> **The exercise**: Your answer should be one number: how many lines of the data include the string "JSON"?

[Records about charts and figures]
----------------
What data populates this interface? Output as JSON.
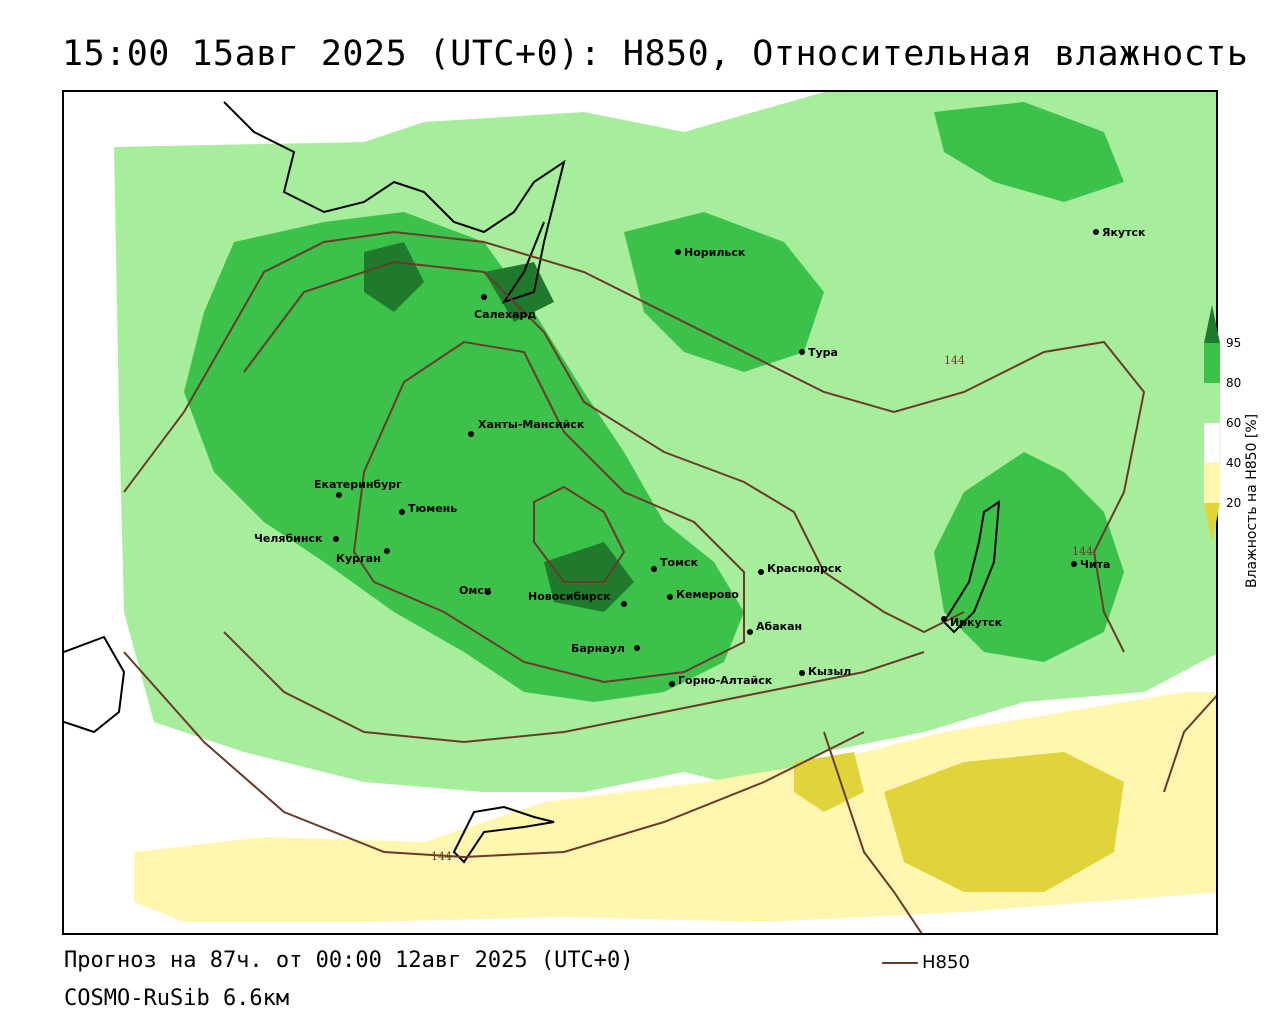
{
  "title": "15:00 15авг 2025 (UTC+0): H850, Относительная влажность",
  "footer": {
    "forecast": "Прогноз на 87ч. от 00:00 12авг 2025 (UTC+0)",
    "model": "COSMO-RuSib 6.6км"
  },
  "legend": {
    "line_label": "H850",
    "line_color": "#6b3a2a",
    "colorbar_title": "Влажность на H850 [%]",
    "ticks": [
      "95",
      "80",
      "60",
      "40",
      "20"
    ],
    "colors": {
      "above_95": "#1f7a2e",
      "c80_95": "#3cc24a",
      "c60_80": "#a6ee9c",
      "c40_60": "#ffffff",
      "c20_40": "#fff6b0",
      "below_20": "#e0d43a"
    }
  },
  "isolines": {
    "label_1": "144",
    "label_2": "144",
    "label_3": "144"
  },
  "cities": {
    "norilsk": "Норильск",
    "yakutsk": "Якутск",
    "salekhard": "Салехард",
    "tura": "Тура",
    "khanty": "Ханты-Мансийск",
    "ekaterinburg": "Екатеринбург",
    "tyumen": "Тюмень",
    "chelyabinsk": "Челябинск",
    "kurgan": "Курган",
    "omsk": "Омск",
    "novosibirsk": "Новосибирск",
    "tomsk": "Томск",
    "kemerovo": "Кемерово",
    "krasnoyarsk": "Красноярск",
    "abakan": "Абакан",
    "barnaul": "Барнаул",
    "gorno": "Горно-Алтайск",
    "kyzyl": "Кызыл",
    "irkutsk": "Иркутск",
    "chita": "Чита"
  }
}
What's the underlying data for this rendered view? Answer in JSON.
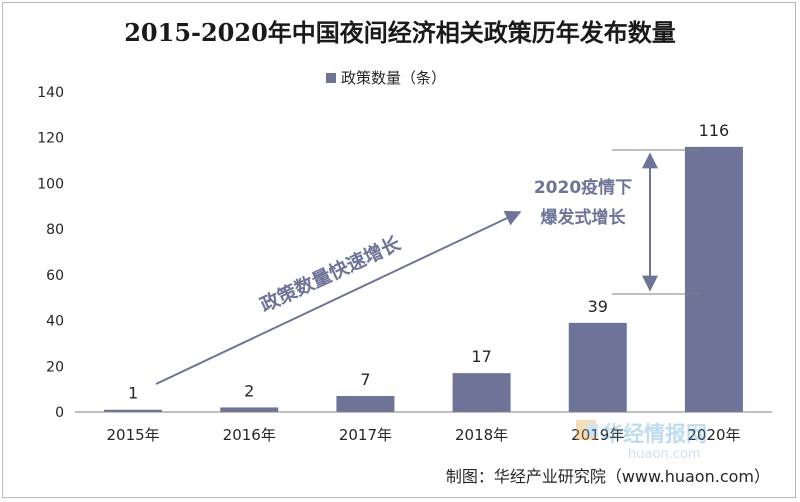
{
  "chart_data": {
    "type": "bar",
    "title": "2015-2020年中国夜间经济相关政策历年发布数量",
    "categories": [
      "2015年",
      "2016年",
      "2017年",
      "2018年",
      "2019年",
      "2020年"
    ],
    "series": [
      {
        "name": "政策数量（条）",
        "values": [
          1,
          2,
          7,
          17,
          39,
          116
        ]
      }
    ],
    "ylim": [
      0,
      140
    ],
    "yticks": [
      0,
      20,
      40,
      60,
      80,
      100,
      120,
      140
    ],
    "xlabel": "",
    "ylabel": "",
    "grid": false,
    "legend_position": "top-center",
    "bar_color": "#6e7497",
    "annotations": {
      "trend_label": "政策数量快速增长",
      "surge_label_line1": "2020疫情下",
      "surge_label_line2": "爆发式增长"
    }
  },
  "footer": {
    "source": "制图：华经产业研究院（www.huaon.com）"
  },
  "watermark": {
    "brand": "华经情报网",
    "domain": "huaon.com"
  },
  "colors": {
    "bar": "#6e7497",
    "annotation": "#6e7497",
    "axis": "#7f7f7f",
    "text": "#262626"
  }
}
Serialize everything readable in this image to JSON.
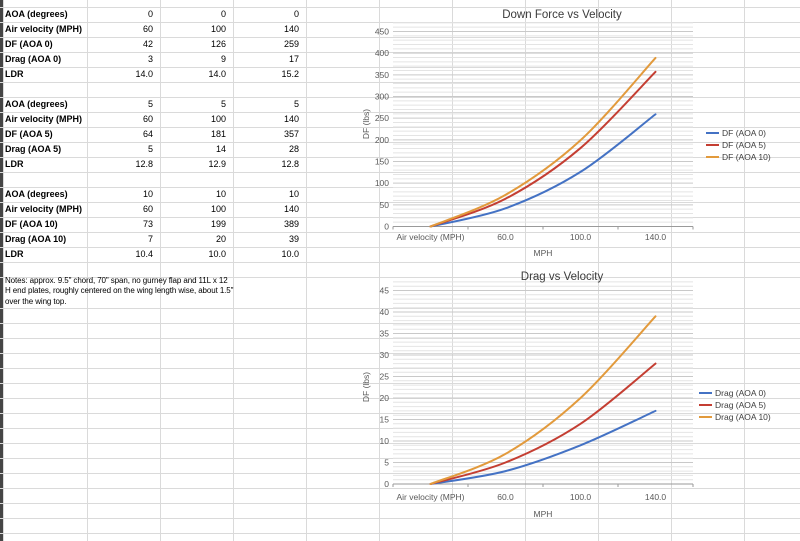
{
  "app": {
    "kind": "spreadsheet-with-charts"
  },
  "table": {
    "rows": [
      {
        "label": "AOA (degrees)",
        "values": [
          "0",
          "0",
          "0"
        ]
      },
      {
        "label": "Air velocity (MPH)",
        "values": [
          "60",
          "100",
          "140"
        ]
      },
      {
        "label": "DF (AOA 0)",
        "values": [
          "42",
          "126",
          "259"
        ]
      },
      {
        "label": "Drag (AOA 0)",
        "values": [
          "3",
          "9",
          "17"
        ]
      },
      {
        "label": "LDR",
        "values": [
          "14.0",
          "14.0",
          "15.2"
        ]
      },
      {
        "label": "",
        "values": []
      },
      {
        "label": "AOA (degrees)",
        "values": [
          "5",
          "5",
          "5"
        ]
      },
      {
        "label": "Air velocity (MPH)",
        "values": [
          "60",
          "100",
          "140"
        ]
      },
      {
        "label": "DF (AOA 5)",
        "values": [
          "64",
          "181",
          "357"
        ]
      },
      {
        "label": "Drag (AOA 5)",
        "values": [
          "5",
          "14",
          "28"
        ]
      },
      {
        "label": "LDR",
        "values": [
          "12.8",
          "12.9",
          "12.8"
        ]
      },
      {
        "label": "",
        "values": []
      },
      {
        "label": "AOA (degrees)",
        "values": [
          "10",
          "10",
          "10"
        ]
      },
      {
        "label": "Air velocity (MPH)",
        "values": [
          "60",
          "100",
          "140"
        ]
      },
      {
        "label": "DF (AOA 10)",
        "values": [
          "73",
          "199",
          "389"
        ]
      },
      {
        "label": "Drag (AOA 10)",
        "values": [
          "7",
          "20",
          "39"
        ]
      },
      {
        "label": "LDR",
        "values": [
          "10.4",
          "10.0",
          "10.0"
        ]
      }
    ]
  },
  "notes": {
    "lines": [
      "Notes: approx. 9.5\" chord, 70\" span, no gurney flap and 11L x 12",
      "H end plates, roughly centered on the wing length wise, about 1.5\"",
      "over the wing top."
    ]
  },
  "chart_data": [
    {
      "type": "line",
      "smooth": true,
      "title": "Down Force vs Velocity",
      "categories": [
        "Air velocity (MPH)",
        "60.0",
        "100.0",
        "140.0"
      ],
      "series": [
        {
          "name": "DF (AOA 0)",
          "values": [
            0,
            42,
            126,
            259
          ],
          "color": "#4472C4"
        },
        {
          "name": "DF (AOA 5)",
          "values": [
            0,
            64,
            181,
            357
          ],
          "color": "#C43E32"
        },
        {
          "name": "DF (AOA 10)",
          "values": [
            0,
            73,
            199,
            389
          ],
          "color": "#E29A3C"
        }
      ],
      "xlabel": "MPH",
      "ylabel": "DF (lbs)",
      "ylim": [
        0,
        450
      ],
      "y_major": 50,
      "y_minor": 10,
      "grid": true,
      "legend_position": "right"
    },
    {
      "type": "line",
      "smooth": true,
      "title": "Drag vs Velocity",
      "categories": [
        "Air velocity (MPH)",
        "60.0",
        "100.0",
        "140.0"
      ],
      "series": [
        {
          "name": "Drag (AOA 0)",
          "values": [
            0,
            3,
            9,
            17
          ],
          "color": "#4472C4"
        },
        {
          "name": "Drag (AOA 5)",
          "values": [
            0,
            5,
            14,
            28
          ],
          "color": "#C43E32"
        },
        {
          "name": "Drag (AOA 10)",
          "values": [
            0,
            7,
            20,
            39
          ],
          "color": "#E29A3C"
        }
      ],
      "xlabel": "MPH",
      "ylabel": "DF (lbs)",
      "ylim": [
        0,
        45
      ],
      "y_major": 5,
      "y_minor": 1,
      "grid": true,
      "legend_position": "right"
    }
  ],
  "colors": {
    "sheet_gridline": "#dadada",
    "chart_grid_minor": "#e4e4e4",
    "chart_grid_major": "#c9c9c9",
    "axis_line": "#9a9a9a",
    "chart_text": "#595959",
    "title_text": "#3b3b3b",
    "legend_text": "#3d3d3d",
    "cell_text": "#000000"
  }
}
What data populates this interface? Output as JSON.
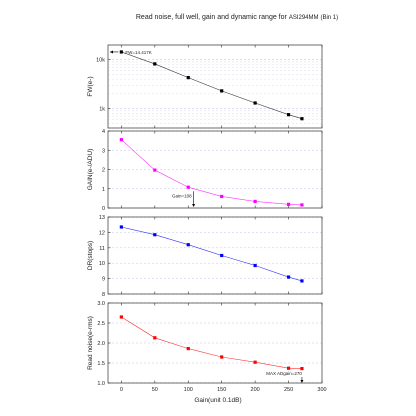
{
  "chart_data": {
    "title": "Read noise, full well, gain and dynamic range for",
    "title_model": "ASI294MM",
    "title_bin": "(Bin 1)",
    "xlabel": "Gain(unit 0.1dB)",
    "x_ticks": [
      "0",
      "50",
      "100",
      "150",
      "200",
      "250",
      "300"
    ],
    "xlim": [
      -20,
      300
    ],
    "panels": [
      {
        "type": "line",
        "scale": "log",
        "ylabel": "FW(e-)",
        "ylim": [
          400,
          20000
        ],
        "y_ticks": [
          {
            "v": 1000,
            "label": "1k"
          },
          {
            "v": 10000,
            "label": "10k"
          }
        ],
        "color": "#000000",
        "series": [
          {
            "x": [
              0,
              50,
              100,
              150,
              200,
              250,
              270
            ],
            "y": [
              14417,
              8200,
              4300,
              2300,
              1300,
              750,
              620
            ]
          }
        ],
        "annotation": {
          "text": "FW=14.417K",
          "x": 0,
          "y": 14417
        }
      },
      {
        "type": "line",
        "scale": "linear",
        "ylabel": "GAIN(e-/ADU)",
        "ylim": [
          0,
          4
        ],
        "y_ticks": [
          {
            "v": 0,
            "label": "0"
          },
          {
            "v": 1,
            "label": "1"
          },
          {
            "v": 2,
            "label": "2"
          },
          {
            "v": 3,
            "label": "3"
          },
          {
            "v": 4,
            "label": "4"
          }
        ],
        "color": "#ff00ff",
        "series": [
          {
            "x": [
              0,
              50,
              100,
              150,
              200,
              250,
              270
            ],
            "y": [
              3.55,
              1.97,
              1.08,
              0.6,
              0.34,
              0.19,
              0.16
            ]
          }
        ],
        "annotation": {
          "text": "Gain=108",
          "x": 108,
          "y": 0.55
        }
      },
      {
        "type": "line",
        "scale": "linear",
        "ylabel": "DR(stops)",
        "ylim": [
          8,
          13
        ],
        "y_ticks": [
          {
            "v": 8,
            "label": "8"
          },
          {
            "v": 9,
            "label": "9"
          },
          {
            "v": 10,
            "label": "10"
          },
          {
            "v": 11,
            "label": "11"
          },
          {
            "v": 12,
            "label": "12"
          },
          {
            "v": 13,
            "label": "13"
          }
        ],
        "color": "#0000ff",
        "series": [
          {
            "x": [
              0,
              50,
              100,
              150,
              200,
              250,
              270
            ],
            "y": [
              12.35,
              11.85,
              11.2,
              10.5,
              9.85,
              9.1,
              8.85
            ]
          }
        ]
      },
      {
        "type": "line",
        "scale": "linear",
        "ylabel": "Read noise(e-rms)",
        "ylim": [
          1,
          3
        ],
        "y_ticks": [
          {
            "v": 1.0,
            "label": "1.0"
          },
          {
            "v": 1.5,
            "label": "1.5"
          },
          {
            "v": 2.0,
            "label": "2.0"
          },
          {
            "v": 2.5,
            "label": "2.5"
          },
          {
            "v": 3.0,
            "label": "3.0"
          }
        ],
        "color": "#ff0000",
        "series": [
          {
            "x": [
              0,
              50,
              100,
              150,
              200,
              250,
              270
            ],
            "y": [
              2.65,
              2.13,
              1.86,
              1.65,
              1.52,
              1.37,
              1.36
            ]
          }
        ],
        "annotation": {
          "text": "MAX ADgain=270",
          "x": 270,
          "y": 1.25
        }
      }
    ]
  }
}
----------------
> **Written response**: 4